* Begin SELECTED EXTRACT *

Thursday, November 1, 2007

You can always do something.

I remember passing through a small town and I stopped at the local library. It was a really small rural library with large unpainted wooden shelves and books purchased during the Carter administration. The librarian sat at her desk right in the front of the room, about ten feet inside the front door. And on her desk was a phone that looked like it was fished out of the dumpster from behind a failed office supply company, a bulky black monster with huge buttons to access multiple phone lines. But in the back of the library, on one of the shelves was a fax machine, with a box next to it that said, "Faxes $2, Deposit money here."

I'm telling you this because we don't fax at our library. We haven't been able to agree on how to run a fax service. Our biggest fears were that we would spend all day showing people how to fax or that 3 or 4 people would run their businesses from the library and walk in at 10:00 and ask, "Where are my faxes, Tricia?" (ok, my name is tricia. darn, I done outed myself).

* End SELECTED EXTRACT *
* Begin DATASET EXTRACT *

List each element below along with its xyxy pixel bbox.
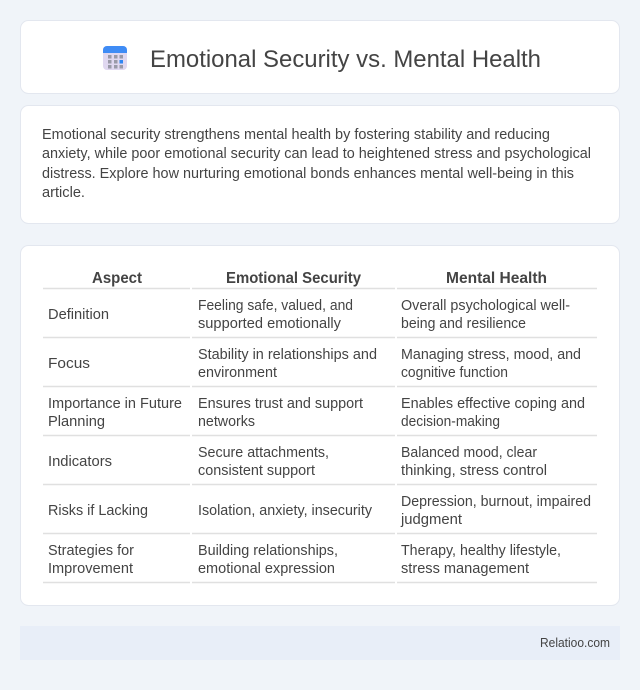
row: definition: Definition: [48, 307, 109, 323]
row: risks if lacking: judgment: [400, 512, 462, 528]
row: importance in future planning: decision-making: [401, 414, 500, 430]
row: risks if lacking: [48, 494, 591, 528]
row: risks if lacking: Isolation, anxiety, insecurity: [198, 503, 373, 519]
footer: [20, 626, 620, 660]
row: importance in future planning: networks: [198, 414, 255, 430]
table header: [92, 270, 547, 287]
intro text: anxiety, while poor emotional security can lead to heightened stress and psychological: [42, 146, 591, 162]
row: importance in future planning: Planning: [48, 414, 105, 430]
table header: Aspect: [92, 270, 143, 287]
row: indicators: Balanced mood, clear: [401, 445, 537, 461]
row: indicators: [48, 445, 547, 479]
row: importance in future planning: Importance in Future: [48, 396, 182, 412]
row: strategies for improvement: emotional expression: [198, 561, 335, 577]
row: indicators: Indicators: [48, 454, 112, 470]
icon: calendar: [103, 46, 127, 70]
intro text: [42, 127, 591, 201]
table header: Mental Health: [446, 270, 547, 287]
row: strategies for improvement: [48, 543, 561, 577]
table header: Emotional Security: [226, 270, 361, 287]
row: importance in future planning: [48, 396, 585, 430]
row: focus: environment: [198, 365, 277, 381]
row: risks if lacking: Depression, burnout, impaired: [401, 494, 591, 510]
intro text: Emotional security strengthens mental health by fostering stability and reducing: [42, 127, 550, 143]
row: strategies for improvement: Therapy, healthy lifestyle,: [401, 543, 561, 559]
row: definition: Feeling safe, valued, and: [198, 298, 353, 314]
row: focus: cognitive function: [401, 365, 508, 381]
row: focus: Managing stress, mood, and: [401, 347, 581, 363]
row: focus: Stability in relationships and: [198, 347, 377, 363]
row: risks if lacking: Risks if Lacking: [48, 503, 148, 519]
intro text: article.: [42, 185, 85, 201]
row: definition: Overall psychological well-: [401, 298, 570, 314]
panel: title: [20, 20, 620, 94]
row: indicators: Secure attachments,: [198, 445, 329, 461]
row: strategies for improvement: Improvement: [48, 561, 133, 577]
row: indicators: consistent support: [198, 463, 315, 479]
row: focus: Focus: [48, 356, 90, 372]
panel: introduction: [20, 106, 620, 224]
row: importance in future planning: Ensures trust and support: [198, 396, 363, 412]
footer brand: Relatioo.com: [540, 636, 610, 650]
row: definition: being and resilience: [401, 316, 526, 332]
title text: Emotional Security vs. Mental Health: [150, 46, 541, 73]
row: definition: [48, 298, 570, 332]
row: importance in future planning: Enables effective coping and: [401, 396, 585, 412]
row: definition: supported emotionally: [198, 316, 342, 332]
intro text: distress. Explore how nurturing emotional bonds enhances mental well-being in this: [42, 166, 574, 182]
row: focus: [48, 347, 581, 381]
row: strategies for improvement: stress management: [401, 561, 529, 577]
panel: comparison table: [20, 246, 620, 606]
row: indicators: thinking, stress control: [401, 463, 547, 479]
row: strategies for improvement: Building relationships,: [198, 543, 338, 559]
row: strategies for improvement: Strategies for: [48, 543, 134, 559]
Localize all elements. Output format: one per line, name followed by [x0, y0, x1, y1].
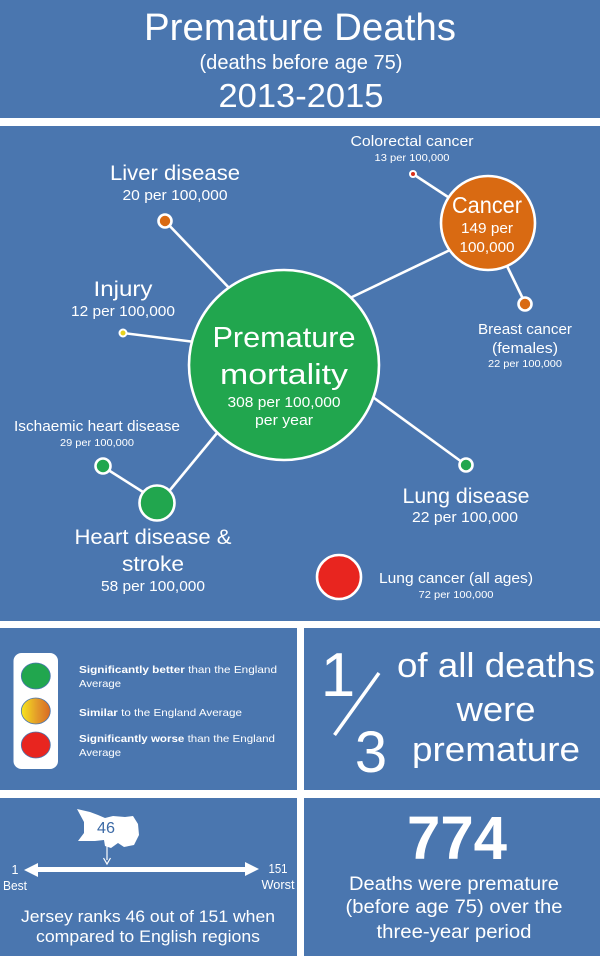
- subtitle: (deaths before age 75): [200, 52, 402, 74]
- text: of all deaths were premature: of all deaths: [397, 647, 595, 685]
- label: ischaemic heart disease: Ischaemic heart disease: [14, 418, 180, 435]
- label: injury: 12 per 100,000: [71, 303, 175, 320]
- label: liver disease: Liver disease: [110, 162, 240, 185]
- circle: cancer: Cancer: [452, 192, 522, 218]
- circle: cancer: 149 per: [461, 220, 513, 237]
- icon: liver disease dot: [158, 214, 172, 228]
- text: deaths statement: Deaths were premature: [349, 874, 559, 895]
- label: rank 1 best: Best: [3, 879, 28, 893]
- label: rank 151 worst: 151: [268, 862, 288, 876]
- label: lung cancer: [379, 570, 533, 601]
- fraction: 1/3: [321, 641, 387, 785]
- label: lung cancer: Lung cancer (all ages): [379, 570, 533, 587]
- icon: injury dot: [120, 330, 126, 336]
- panel: mortality diagram: [0, 126, 600, 621]
- panel: header: [0, 0, 600, 118]
- legend text: better: Significantly better than the England: [79, 664, 277, 676]
- text: deaths statement: three-year period: [376, 922, 532, 943]
- icon: traffic light: [14, 653, 58, 769]
- legend text: better: [79, 664, 277, 690]
- label: colorectal cancer: 13 per 100,000: [374, 152, 450, 164]
- text: ranking statement: [21, 908, 275, 946]
- text: of all deaths were premature: [397, 647, 595, 769]
- icon: Jersey map: [77, 809, 139, 848]
- label: injury: [71, 278, 175, 320]
- icon: lung disease dot: [460, 458, 472, 472]
- label: colorectal cancer: Colorectal cancer: [350, 133, 474, 150]
- arrow: rank marker: [104, 843, 110, 864]
- label: ischaemic heart disease: [14, 418, 180, 449]
- label: breast cancer: [478, 321, 572, 370]
- icon: ischaemic dot: [96, 458, 110, 474]
- label: injury: Injury: [94, 278, 153, 301]
- connector lines: [102, 174, 525, 492]
- icon: Jersey map: 46: [97, 820, 115, 837]
- label: heart disease and stroke: Heart disease &: [74, 526, 232, 549]
- label: ischaemic heart disease: 29 per 100,000: [60, 437, 134, 449]
- title: Premature Deaths: [144, 7, 456, 49]
- date range: 2013-2015: [218, 77, 384, 114]
- circle: premature mortality: Premature: [212, 322, 356, 354]
- circle: cancer: 100,000: [460, 239, 514, 256]
- label: rank 151 worst: [262, 862, 295, 892]
- panel: ranking: [0, 798, 297, 956]
- icon: lung cancer circle: [317, 555, 361, 599]
- label: rank 1 best: 1: [12, 863, 19, 877]
- arrow: scale: [24, 862, 259, 877]
- icon: heart disease circle: [140, 486, 174, 520]
- legend text: worse: [79, 733, 275, 759]
- legend text: better: Average: [79, 678, 121, 690]
- legend text: worse: Average: [79, 747, 121, 759]
- circle: premature mortality: 308 per 100,000: [228, 394, 340, 411]
- label: breast cancer: Breast cancer: [478, 321, 572, 338]
- circle: premature mortality: per year: [255, 412, 313, 429]
- label: liver disease: [110, 162, 240, 204]
- text: ranking statement: compared to English regions: [36, 928, 260, 946]
- big number: 774: 774: [407, 804, 507, 872]
- label: breast cancer: (females): [492, 340, 558, 357]
- legend text: similar: Similar to the England Average: [79, 707, 242, 719]
- label: lung disease: [402, 485, 530, 526]
- legend text: worse: Significantly worse than the England: [79, 733, 275, 745]
- label: heart disease and stroke: stroke: [122, 553, 184, 576]
- label: liver disease: 20 per 100,000: [122, 187, 228, 204]
- icon: colorectal dot: [410, 171, 416, 177]
- label: lung cancer: 72 per 100,000: [418, 589, 494, 601]
- fraction: 1/3: 3: [355, 720, 387, 785]
- text: of all deaths were premature: were: [455, 691, 536, 729]
- label: colorectal cancer: [350, 133, 474, 164]
- circle: premature mortality: [189, 270, 379, 460]
- label: lung disease: Lung disease: [402, 485, 530, 508]
- panel: one third: [304, 628, 600, 790]
- label: breast cancer: 22 per 100,000: [488, 358, 562, 370]
- text: deaths statement: [346, 874, 562, 943]
- label: heart disease and stroke: [74, 526, 232, 595]
- panel: total deaths: [304, 798, 600, 956]
- text: of all deaths were premature: premature: [412, 731, 580, 769]
- circle: cancer: [441, 176, 535, 270]
- icon: breast cancer dot: [518, 298, 532, 310]
- fraction: 1/3: 1: [321, 641, 355, 710]
- text: ranking statement: Jersey ranks 46 out of 151 when: [21, 908, 275, 926]
- text: deaths statement: (before age 75) over the: [346, 897, 562, 918]
- label: rank 1 best: [3, 863, 28, 893]
- circle: premature mortality: mortality: [220, 359, 349, 391]
- label: lung disease: 22 per 100,000: [412, 509, 518, 526]
- label: rank 151 worst: Worst: [262, 878, 295, 892]
- panel: legend: [0, 628, 297, 790]
- label: heart disease and stroke: 58 per 100,000: [101, 578, 205, 595]
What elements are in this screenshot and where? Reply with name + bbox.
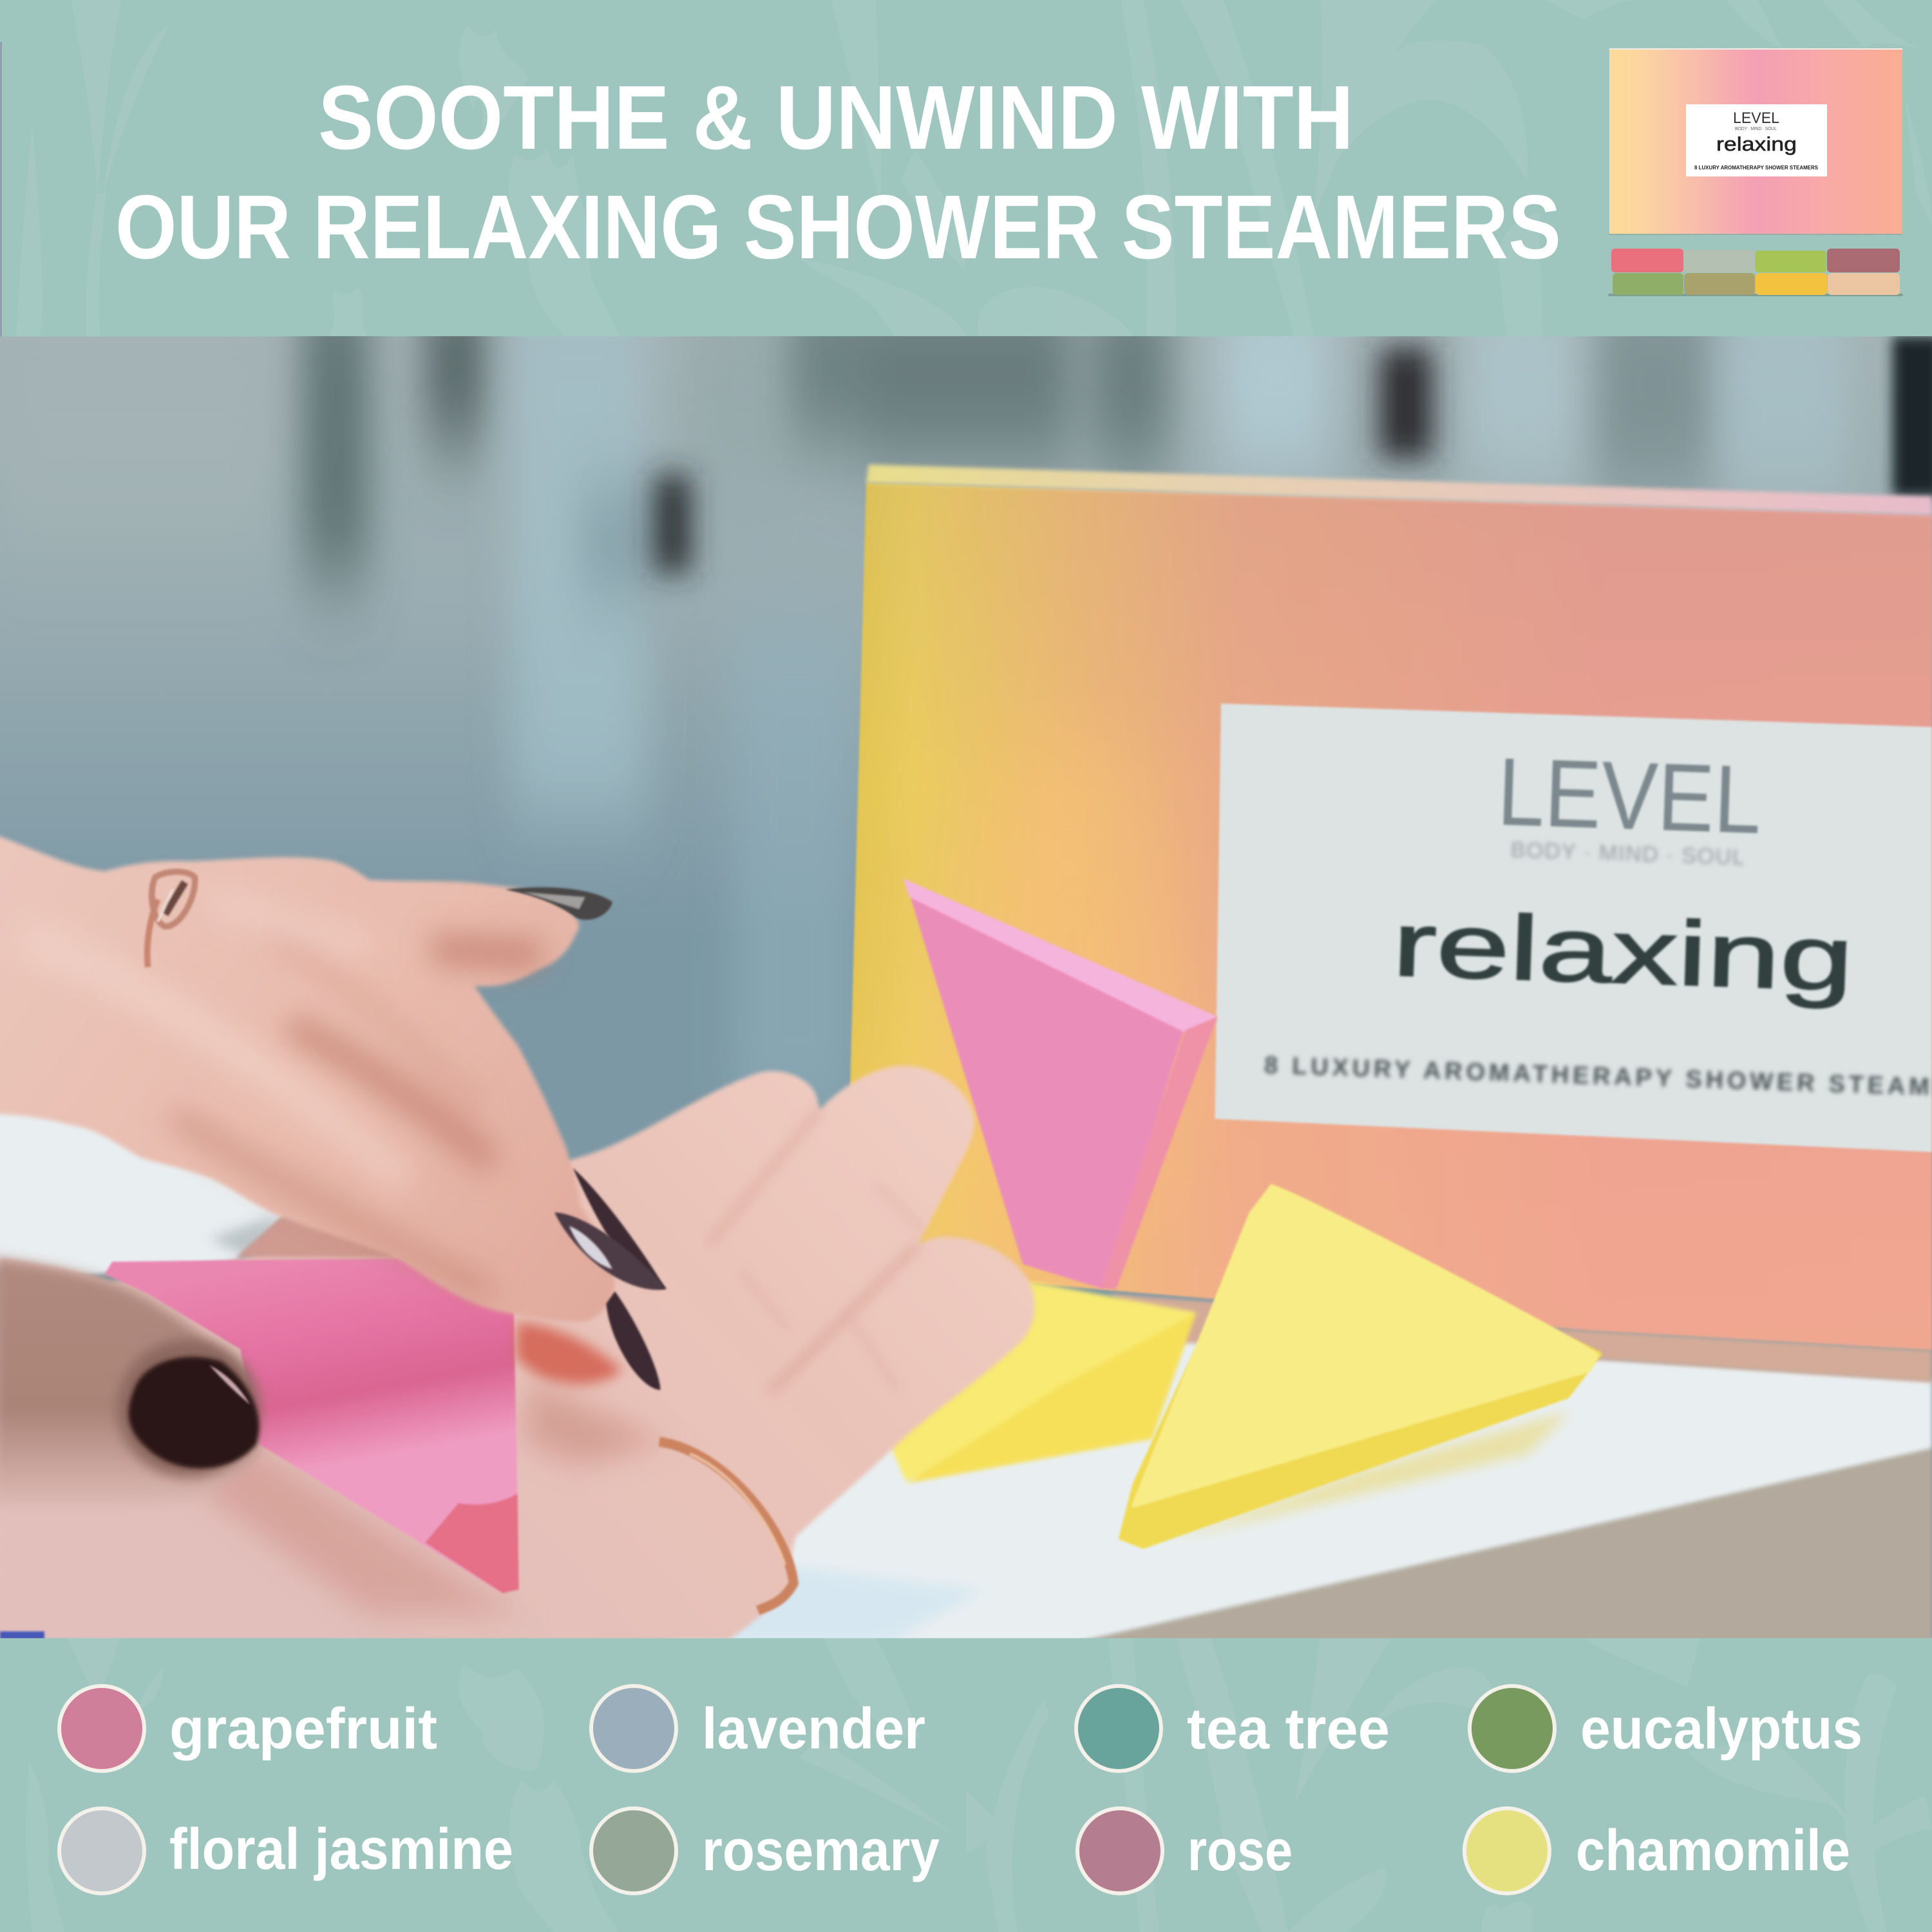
thumb (0, 1258, 262, 1510)
legend item: rosemary: rosemary (702, 1819, 940, 1883)
front yellow steamer (1121, 1186, 1599, 1546)
box top edge (866, 464, 1932, 515)
inset tagline: BODY · MIND · SOUL (1735, 127, 1777, 131)
legend item: eucalyptus (1470, 1686, 1862, 1771)
product name: relaxing (1391, 893, 1855, 1010)
inset label (1686, 104, 1827, 176)
legend item: lavender (591, 1686, 925, 1771)
red finger tip (515, 1322, 622, 1384)
brand tagline: BODY · MIND · SOUL (1510, 838, 1745, 870)
connecting skin (236, 1215, 398, 1258)
lower hand (0, 1066, 1035, 1641)
lower ring (659, 1442, 793, 1611)
standing pink steamer (903, 878, 1217, 1289)
blue wristband (0, 1631, 44, 1641)
legend item: lavender: lavender (702, 1697, 925, 1761)
header leaf pattern (16, 0, 1932, 337)
inset product name: relaxing (1716, 133, 1797, 155)
palm shadow (524, 1380, 665, 1466)
upper hand (0, 834, 615, 1322)
box shadow band (1109, 1294, 1932, 1383)
finger highlights (24, 900, 406, 1183)
spindle nail two (554, 1213, 667, 1290)
legend item: eucalyptus: eucalyptus (1580, 1697, 1862, 1761)
finger creases (708, 1109, 924, 1392)
thumb nail (117, 1340, 260, 1477)
legend item: grapefruit: grapefruit (169, 1697, 437, 1761)
legend item: tea tree: tea tree (1187, 1697, 1390, 1761)
box label (1215, 703, 1932, 1152)
legend item: rose (1077, 1808, 1293, 1893)
legend item: floral jasmine (59, 1808, 513, 1893)
pink steamer in hand (105, 1258, 518, 1593)
legend item: floral jasmine: floral jasmine (169, 1817, 513, 1882)
product box (850, 464, 1932, 1383)
product inset (1608, 48, 1903, 296)
upper ring (147, 872, 195, 967)
inset descriptor: 8 LUXURY AROMATHERAPY SHOWER STEAMERS (1694, 164, 1818, 171)
inset steamers (1608, 249, 1903, 296)
title line two: OUR RELAXING SHOWER STEAMERS (115, 176, 1561, 278)
left tabletop (0, 1112, 283, 1276)
title line one: SOOTHE & UNWIND WITH (318, 66, 1354, 168)
title (115, 66, 1561, 278)
legend item: rose: rose (1188, 1819, 1293, 1883)
top nail (505, 887, 612, 920)
inset box (1609, 48, 1902, 235)
tabletop white (665, 1331, 1932, 1645)
spindle nail three (606, 1291, 661, 1390)
inset brand: LEVEL (1733, 109, 1779, 127)
spindle nail one (573, 1168, 665, 1289)
nails (505, 887, 667, 1390)
brand name: LEVEL (1496, 737, 1763, 854)
back yellow steamer (826, 1257, 1197, 1484)
legend item: tea tree (1076, 1686, 1390, 1771)
box face (850, 483, 1932, 1350)
finger shading (173, 936, 542, 1294)
blurred backdrop (0, 283, 1932, 1638)
legend item: rosemary (591, 1808, 940, 1893)
legend item: grapefruit (59, 1686, 437, 1771)
legend item: chamomile (1464, 1808, 1850, 1893)
legend item: chamomile: chamomile (1576, 1819, 1850, 1883)
palm shade (185, 1442, 530, 1614)
legend (59, 1686, 1862, 1893)
footer leaf pattern (26, 1638, 1932, 1932)
left edge sliver (0, 42, 2, 337)
photo: hands and shower steamers (0, 283, 1932, 1645)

* End DATASET EXTRACT *

LIST OF TASKS:
1/ Answer these questions about the library fax post:
(a) On what date was it posted?
(b) How far inside the front door was the librarian's desk?
(c) What did the box next to the fax machine say?
2/ According to the library fax post, why does the writer's library not offer faxing? Explain in one to three sentences.
3/ Extract the passage of the library fax post from "I'm telling you" to "done outed myself).".

SOLUTIONS:
1/
(a) Thursday, November 1, 2007.
(b) About ten feet.
(c) "Faxes $2, Deposit money here."

2/ The staff haven't been able to agree on how to run a fax service. Their biggest fears were spending all day showing people how to fax, or having 3 or 4 people run their businesses from the library and come in at 10:00 asking for their faxes.

3/
I'm telling you this because we don't fax at our library. We haven't been able to agree on how to run a fax service. Our biggest fears were that we would spend all day showing people how to fax or that 3 or 4 people would run their businesses from the library and walk in at 10:00 and ask, "Where are my faxes, Tricia?" (ok, my name is tricia. darn, I done outed myself).